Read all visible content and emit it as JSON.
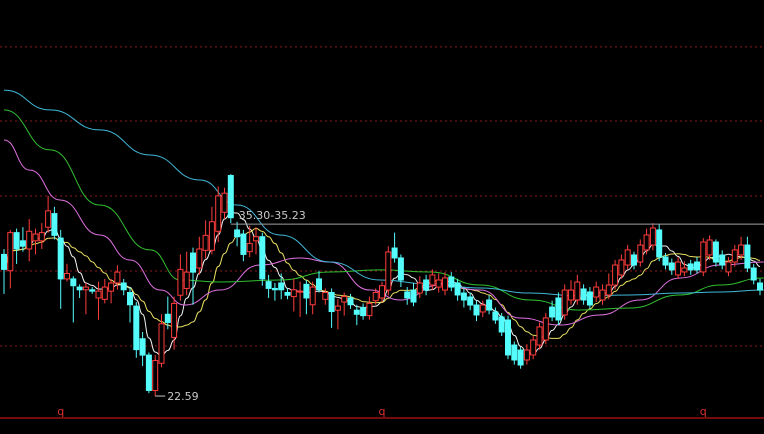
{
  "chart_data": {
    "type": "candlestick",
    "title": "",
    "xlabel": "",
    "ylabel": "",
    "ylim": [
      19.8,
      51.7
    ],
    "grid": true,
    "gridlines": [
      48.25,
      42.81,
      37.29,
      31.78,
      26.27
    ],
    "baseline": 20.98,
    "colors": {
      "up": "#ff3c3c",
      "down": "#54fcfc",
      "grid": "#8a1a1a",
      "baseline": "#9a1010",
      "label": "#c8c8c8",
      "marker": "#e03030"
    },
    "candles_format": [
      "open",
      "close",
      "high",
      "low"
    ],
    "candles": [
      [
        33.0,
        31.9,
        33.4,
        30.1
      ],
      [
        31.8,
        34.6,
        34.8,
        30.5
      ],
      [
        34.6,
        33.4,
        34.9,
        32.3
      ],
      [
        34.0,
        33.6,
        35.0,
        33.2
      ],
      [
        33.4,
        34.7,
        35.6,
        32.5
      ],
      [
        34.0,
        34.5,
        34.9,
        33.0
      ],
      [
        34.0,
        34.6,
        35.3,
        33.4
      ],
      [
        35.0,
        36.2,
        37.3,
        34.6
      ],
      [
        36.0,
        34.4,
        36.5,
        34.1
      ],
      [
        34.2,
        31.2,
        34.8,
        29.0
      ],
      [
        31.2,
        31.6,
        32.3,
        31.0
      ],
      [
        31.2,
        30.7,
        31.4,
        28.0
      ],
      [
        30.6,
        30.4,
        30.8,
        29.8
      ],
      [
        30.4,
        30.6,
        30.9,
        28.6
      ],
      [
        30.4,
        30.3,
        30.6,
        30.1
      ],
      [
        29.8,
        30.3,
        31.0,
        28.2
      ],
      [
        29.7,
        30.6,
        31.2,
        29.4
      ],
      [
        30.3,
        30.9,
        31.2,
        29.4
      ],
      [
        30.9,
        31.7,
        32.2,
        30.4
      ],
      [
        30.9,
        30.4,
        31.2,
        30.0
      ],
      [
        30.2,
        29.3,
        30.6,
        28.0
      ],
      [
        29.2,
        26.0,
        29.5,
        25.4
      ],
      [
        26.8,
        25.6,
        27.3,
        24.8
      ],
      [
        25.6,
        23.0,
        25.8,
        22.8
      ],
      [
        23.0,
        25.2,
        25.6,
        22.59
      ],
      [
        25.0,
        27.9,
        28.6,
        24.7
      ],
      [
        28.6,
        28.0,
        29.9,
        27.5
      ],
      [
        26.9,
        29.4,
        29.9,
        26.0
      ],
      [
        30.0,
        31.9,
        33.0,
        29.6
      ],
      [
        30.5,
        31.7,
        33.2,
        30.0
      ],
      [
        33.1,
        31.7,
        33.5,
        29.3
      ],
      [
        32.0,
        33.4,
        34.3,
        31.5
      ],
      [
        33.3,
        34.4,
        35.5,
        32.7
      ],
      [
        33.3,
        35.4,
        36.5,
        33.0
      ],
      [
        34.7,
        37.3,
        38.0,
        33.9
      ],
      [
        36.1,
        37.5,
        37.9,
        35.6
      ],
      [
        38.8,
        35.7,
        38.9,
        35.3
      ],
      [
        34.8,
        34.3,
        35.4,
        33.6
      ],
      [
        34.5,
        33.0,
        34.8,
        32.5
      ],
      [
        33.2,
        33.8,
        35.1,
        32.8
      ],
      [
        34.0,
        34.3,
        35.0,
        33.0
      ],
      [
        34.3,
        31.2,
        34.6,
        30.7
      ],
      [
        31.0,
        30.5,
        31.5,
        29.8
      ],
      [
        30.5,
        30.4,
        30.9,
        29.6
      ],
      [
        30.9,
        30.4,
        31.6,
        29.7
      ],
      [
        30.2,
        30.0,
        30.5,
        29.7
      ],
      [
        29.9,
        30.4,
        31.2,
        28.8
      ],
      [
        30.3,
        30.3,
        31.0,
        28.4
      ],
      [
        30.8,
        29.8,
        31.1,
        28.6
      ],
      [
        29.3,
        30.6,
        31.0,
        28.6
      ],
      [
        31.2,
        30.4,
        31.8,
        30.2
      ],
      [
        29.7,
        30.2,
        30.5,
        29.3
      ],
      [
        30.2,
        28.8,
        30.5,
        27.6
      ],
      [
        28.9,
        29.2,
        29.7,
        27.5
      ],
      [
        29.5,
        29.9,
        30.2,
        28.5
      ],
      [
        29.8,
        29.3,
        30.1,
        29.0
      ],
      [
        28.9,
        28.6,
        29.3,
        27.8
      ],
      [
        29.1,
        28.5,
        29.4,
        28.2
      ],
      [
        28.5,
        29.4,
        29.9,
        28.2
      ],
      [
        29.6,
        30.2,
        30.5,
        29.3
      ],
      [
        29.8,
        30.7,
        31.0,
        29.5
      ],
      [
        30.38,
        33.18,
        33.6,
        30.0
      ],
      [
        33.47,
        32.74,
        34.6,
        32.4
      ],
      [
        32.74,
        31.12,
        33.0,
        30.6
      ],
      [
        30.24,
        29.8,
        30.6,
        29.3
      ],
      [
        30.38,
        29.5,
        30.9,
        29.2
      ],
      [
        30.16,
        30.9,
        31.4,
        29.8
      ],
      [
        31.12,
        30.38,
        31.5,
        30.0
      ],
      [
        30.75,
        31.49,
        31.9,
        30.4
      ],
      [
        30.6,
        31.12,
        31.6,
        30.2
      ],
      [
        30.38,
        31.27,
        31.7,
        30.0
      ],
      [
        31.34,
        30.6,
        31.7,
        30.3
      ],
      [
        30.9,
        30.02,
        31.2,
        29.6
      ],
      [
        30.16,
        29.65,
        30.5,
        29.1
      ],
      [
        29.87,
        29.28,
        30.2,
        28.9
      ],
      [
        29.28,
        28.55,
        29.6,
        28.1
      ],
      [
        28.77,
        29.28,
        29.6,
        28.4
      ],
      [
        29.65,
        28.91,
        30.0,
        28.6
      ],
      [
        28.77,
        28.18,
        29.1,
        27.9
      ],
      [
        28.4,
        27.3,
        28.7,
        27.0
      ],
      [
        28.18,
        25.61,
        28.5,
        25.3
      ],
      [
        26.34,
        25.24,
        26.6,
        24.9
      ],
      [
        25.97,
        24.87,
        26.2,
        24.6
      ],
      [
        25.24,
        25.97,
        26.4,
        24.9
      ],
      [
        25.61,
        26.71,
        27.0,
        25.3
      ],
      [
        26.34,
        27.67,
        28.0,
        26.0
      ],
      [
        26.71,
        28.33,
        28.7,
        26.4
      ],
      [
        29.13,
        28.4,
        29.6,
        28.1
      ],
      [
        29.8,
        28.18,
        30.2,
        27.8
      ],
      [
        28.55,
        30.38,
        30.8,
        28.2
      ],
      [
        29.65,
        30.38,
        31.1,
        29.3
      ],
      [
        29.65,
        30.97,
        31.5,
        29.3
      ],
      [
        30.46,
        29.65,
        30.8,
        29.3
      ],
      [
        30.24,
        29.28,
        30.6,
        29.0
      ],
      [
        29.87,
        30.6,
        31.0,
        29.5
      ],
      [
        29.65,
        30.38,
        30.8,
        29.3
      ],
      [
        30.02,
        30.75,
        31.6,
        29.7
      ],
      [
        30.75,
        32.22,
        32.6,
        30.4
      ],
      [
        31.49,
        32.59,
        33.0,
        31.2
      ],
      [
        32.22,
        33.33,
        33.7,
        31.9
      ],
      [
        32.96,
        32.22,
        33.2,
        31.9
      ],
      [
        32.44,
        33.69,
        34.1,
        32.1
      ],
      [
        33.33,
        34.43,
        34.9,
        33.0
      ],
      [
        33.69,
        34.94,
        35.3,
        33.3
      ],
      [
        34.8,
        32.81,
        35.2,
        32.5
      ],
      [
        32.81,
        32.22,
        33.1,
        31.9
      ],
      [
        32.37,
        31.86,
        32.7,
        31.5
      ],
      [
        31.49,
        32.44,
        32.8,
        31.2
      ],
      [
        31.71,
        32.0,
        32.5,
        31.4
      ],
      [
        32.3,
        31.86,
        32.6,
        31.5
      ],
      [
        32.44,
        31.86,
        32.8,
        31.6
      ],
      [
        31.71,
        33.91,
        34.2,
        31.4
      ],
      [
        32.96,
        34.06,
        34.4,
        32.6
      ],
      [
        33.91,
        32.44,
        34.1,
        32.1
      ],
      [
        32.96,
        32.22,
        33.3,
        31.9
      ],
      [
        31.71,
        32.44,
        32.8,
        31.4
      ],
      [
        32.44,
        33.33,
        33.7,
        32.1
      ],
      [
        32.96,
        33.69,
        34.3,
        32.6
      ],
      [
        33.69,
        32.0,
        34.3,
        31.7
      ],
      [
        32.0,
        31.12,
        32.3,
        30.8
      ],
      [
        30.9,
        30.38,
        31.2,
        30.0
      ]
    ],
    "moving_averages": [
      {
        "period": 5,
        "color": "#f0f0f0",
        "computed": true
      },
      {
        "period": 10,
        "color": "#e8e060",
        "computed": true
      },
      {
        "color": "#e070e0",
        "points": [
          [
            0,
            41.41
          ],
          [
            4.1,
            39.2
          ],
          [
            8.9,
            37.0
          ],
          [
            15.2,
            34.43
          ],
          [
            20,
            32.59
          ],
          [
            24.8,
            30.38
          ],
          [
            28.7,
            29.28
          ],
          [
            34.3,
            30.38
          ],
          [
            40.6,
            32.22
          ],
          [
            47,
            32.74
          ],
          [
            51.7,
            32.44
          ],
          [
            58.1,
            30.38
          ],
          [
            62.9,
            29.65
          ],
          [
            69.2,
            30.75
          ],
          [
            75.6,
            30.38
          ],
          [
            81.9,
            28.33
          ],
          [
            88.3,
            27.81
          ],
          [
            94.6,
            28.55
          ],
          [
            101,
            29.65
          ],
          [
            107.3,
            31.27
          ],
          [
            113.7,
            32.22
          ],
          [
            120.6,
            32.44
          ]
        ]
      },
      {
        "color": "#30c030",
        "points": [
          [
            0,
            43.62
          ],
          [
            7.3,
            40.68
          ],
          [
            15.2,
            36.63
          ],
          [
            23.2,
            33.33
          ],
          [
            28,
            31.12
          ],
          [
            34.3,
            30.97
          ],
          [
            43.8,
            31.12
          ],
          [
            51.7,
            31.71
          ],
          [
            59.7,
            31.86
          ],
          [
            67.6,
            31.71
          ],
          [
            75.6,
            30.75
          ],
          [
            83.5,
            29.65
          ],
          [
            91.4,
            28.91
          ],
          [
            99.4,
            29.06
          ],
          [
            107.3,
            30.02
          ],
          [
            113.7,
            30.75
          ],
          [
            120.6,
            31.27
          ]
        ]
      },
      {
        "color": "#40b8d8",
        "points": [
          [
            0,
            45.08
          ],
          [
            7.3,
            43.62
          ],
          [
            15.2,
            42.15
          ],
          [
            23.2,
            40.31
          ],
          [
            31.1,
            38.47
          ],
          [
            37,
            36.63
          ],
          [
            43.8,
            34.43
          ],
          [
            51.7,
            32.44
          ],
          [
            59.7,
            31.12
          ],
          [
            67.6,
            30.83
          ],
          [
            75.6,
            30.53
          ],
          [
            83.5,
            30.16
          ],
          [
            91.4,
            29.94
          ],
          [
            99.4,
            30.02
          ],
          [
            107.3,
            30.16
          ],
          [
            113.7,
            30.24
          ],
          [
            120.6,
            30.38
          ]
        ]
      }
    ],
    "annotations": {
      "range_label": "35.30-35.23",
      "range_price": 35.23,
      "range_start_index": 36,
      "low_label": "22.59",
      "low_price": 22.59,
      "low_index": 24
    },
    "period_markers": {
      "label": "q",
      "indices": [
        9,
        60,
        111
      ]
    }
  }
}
--
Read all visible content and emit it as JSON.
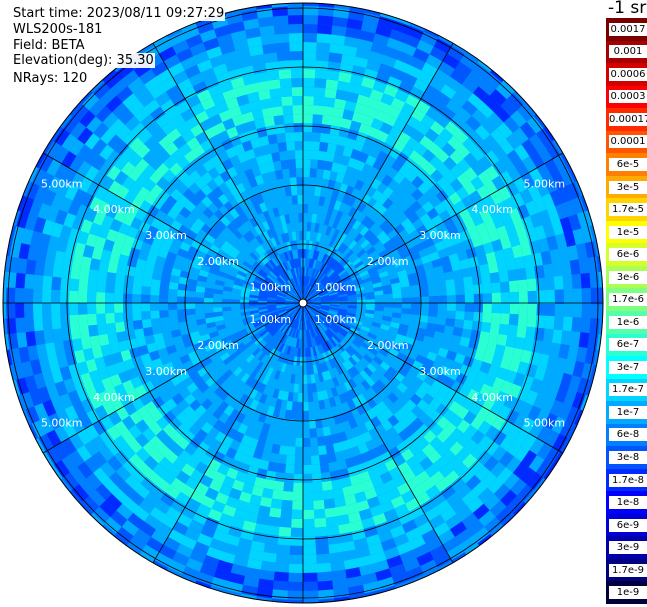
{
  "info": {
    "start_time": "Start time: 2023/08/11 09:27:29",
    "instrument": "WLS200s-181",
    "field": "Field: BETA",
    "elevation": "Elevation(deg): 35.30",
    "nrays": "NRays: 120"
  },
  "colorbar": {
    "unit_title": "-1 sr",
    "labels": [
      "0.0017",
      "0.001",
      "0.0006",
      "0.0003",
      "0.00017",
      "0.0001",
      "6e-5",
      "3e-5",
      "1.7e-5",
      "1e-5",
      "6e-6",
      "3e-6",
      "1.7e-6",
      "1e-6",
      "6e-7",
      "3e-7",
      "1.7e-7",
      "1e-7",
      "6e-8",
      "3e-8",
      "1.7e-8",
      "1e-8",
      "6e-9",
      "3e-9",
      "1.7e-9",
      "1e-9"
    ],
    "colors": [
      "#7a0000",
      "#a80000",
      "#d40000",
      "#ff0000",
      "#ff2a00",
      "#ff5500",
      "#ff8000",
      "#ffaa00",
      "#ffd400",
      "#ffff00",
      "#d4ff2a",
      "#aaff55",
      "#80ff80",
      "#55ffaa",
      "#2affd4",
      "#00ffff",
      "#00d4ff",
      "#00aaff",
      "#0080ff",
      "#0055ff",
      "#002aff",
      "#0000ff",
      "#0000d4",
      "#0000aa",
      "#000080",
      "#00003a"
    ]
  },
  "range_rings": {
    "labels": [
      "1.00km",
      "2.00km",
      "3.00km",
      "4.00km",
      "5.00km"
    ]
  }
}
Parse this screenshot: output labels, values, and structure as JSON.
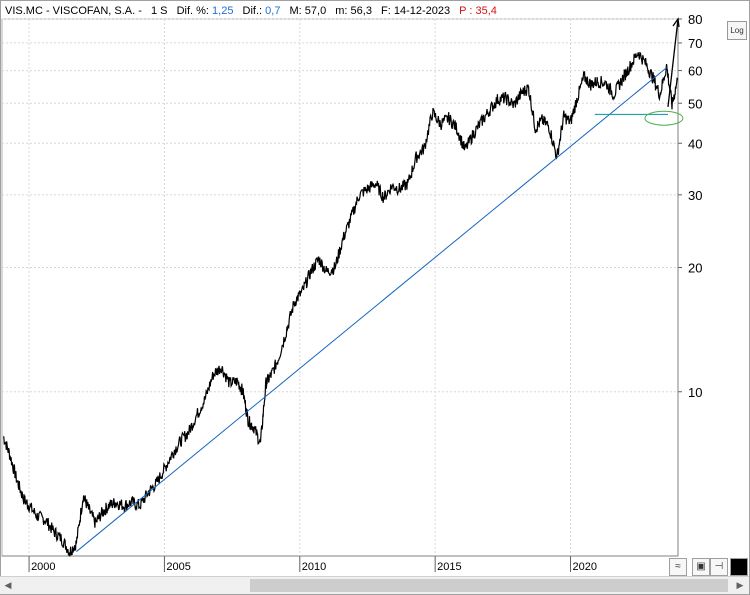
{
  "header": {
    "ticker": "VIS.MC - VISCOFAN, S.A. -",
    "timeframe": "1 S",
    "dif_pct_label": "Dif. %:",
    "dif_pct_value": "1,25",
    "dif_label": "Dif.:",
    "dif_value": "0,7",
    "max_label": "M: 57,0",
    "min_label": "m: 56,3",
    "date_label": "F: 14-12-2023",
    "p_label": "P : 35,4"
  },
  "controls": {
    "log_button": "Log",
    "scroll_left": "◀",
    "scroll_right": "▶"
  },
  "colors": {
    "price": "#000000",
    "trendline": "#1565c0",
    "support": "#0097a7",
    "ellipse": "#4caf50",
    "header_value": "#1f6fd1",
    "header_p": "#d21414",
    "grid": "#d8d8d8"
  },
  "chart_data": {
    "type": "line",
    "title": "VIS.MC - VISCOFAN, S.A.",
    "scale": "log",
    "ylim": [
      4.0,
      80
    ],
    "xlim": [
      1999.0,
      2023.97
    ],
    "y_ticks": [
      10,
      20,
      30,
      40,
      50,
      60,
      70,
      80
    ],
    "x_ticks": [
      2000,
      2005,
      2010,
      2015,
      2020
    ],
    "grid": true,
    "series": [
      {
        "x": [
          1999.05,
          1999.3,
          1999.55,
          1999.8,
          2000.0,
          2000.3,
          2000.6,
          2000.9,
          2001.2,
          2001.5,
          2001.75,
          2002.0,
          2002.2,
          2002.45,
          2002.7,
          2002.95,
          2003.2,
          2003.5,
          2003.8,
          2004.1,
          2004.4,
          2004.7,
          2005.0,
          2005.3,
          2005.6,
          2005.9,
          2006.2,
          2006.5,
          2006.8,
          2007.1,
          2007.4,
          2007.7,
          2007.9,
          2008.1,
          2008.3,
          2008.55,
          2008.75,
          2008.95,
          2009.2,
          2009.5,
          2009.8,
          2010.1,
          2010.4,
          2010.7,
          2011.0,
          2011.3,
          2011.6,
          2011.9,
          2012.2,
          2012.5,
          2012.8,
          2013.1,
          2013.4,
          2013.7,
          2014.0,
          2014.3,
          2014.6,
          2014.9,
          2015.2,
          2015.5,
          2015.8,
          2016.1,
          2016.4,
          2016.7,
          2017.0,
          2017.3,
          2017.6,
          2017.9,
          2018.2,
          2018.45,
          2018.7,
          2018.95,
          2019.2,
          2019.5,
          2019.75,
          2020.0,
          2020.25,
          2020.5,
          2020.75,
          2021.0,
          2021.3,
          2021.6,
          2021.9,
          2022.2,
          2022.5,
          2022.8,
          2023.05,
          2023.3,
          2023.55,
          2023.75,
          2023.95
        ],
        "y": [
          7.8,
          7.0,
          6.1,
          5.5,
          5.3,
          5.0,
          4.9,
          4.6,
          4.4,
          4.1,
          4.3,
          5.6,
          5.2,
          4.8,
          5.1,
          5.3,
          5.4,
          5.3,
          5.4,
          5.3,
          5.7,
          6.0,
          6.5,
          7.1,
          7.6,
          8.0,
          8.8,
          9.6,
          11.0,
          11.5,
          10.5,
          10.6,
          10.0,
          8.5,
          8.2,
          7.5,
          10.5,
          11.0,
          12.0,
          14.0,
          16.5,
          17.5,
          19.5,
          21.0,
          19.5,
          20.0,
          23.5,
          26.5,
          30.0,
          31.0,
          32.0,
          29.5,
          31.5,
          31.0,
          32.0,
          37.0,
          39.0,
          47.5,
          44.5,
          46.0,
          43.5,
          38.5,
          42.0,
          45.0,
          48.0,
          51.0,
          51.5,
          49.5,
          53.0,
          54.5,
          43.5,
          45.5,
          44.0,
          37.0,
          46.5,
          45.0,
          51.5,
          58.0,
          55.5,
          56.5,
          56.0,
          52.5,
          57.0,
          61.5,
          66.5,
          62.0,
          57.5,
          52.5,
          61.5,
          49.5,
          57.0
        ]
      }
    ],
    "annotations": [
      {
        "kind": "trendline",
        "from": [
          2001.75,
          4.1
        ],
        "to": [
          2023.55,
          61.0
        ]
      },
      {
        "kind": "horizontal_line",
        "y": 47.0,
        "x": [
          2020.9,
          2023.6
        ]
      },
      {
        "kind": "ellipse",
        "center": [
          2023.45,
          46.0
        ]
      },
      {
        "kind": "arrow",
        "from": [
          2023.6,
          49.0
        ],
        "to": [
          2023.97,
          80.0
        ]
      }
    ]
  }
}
...
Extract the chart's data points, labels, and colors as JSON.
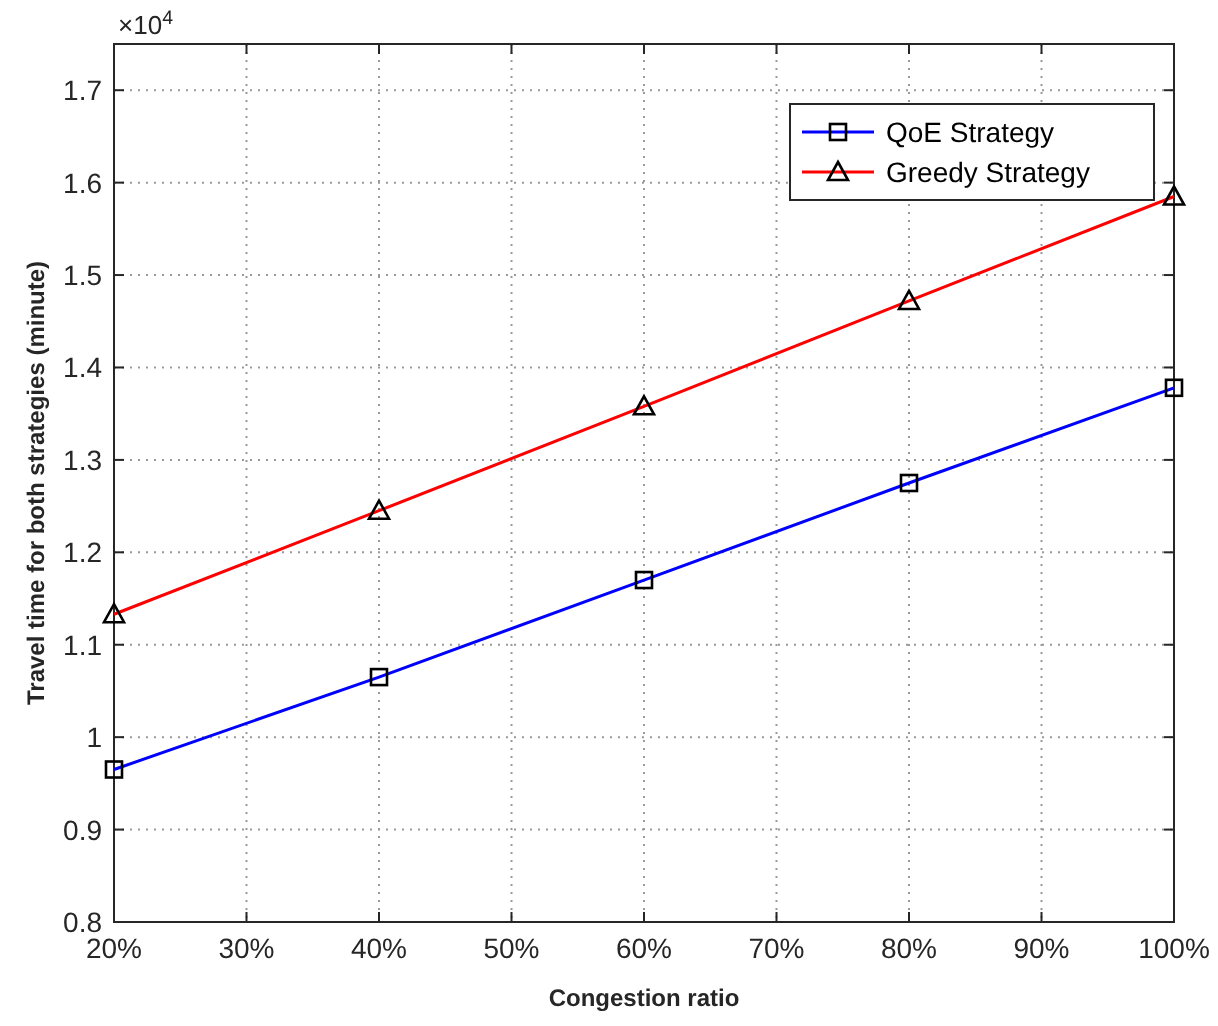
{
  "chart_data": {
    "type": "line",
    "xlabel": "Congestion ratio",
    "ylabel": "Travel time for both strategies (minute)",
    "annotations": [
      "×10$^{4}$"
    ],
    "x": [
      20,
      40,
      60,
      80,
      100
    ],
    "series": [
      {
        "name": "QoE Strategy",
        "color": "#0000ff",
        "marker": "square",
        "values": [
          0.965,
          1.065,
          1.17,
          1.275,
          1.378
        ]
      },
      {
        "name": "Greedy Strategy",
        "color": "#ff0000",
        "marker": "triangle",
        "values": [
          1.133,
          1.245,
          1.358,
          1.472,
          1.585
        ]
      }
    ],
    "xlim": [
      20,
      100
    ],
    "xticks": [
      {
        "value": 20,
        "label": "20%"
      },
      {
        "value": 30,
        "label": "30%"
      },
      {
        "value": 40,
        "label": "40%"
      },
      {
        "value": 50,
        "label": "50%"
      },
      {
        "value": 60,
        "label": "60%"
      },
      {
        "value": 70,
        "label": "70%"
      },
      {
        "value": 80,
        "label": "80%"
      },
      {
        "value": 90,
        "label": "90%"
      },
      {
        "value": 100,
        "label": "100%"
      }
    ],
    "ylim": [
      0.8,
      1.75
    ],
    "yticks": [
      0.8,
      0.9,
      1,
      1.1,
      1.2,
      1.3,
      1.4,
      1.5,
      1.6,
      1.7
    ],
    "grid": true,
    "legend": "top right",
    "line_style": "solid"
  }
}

- _Set problem_: In the listing, find every line containing the word "name" and list it.

- _Solution to this problem_:
        "name": "QoE Strategy",
        "name": "Greedy Strategy",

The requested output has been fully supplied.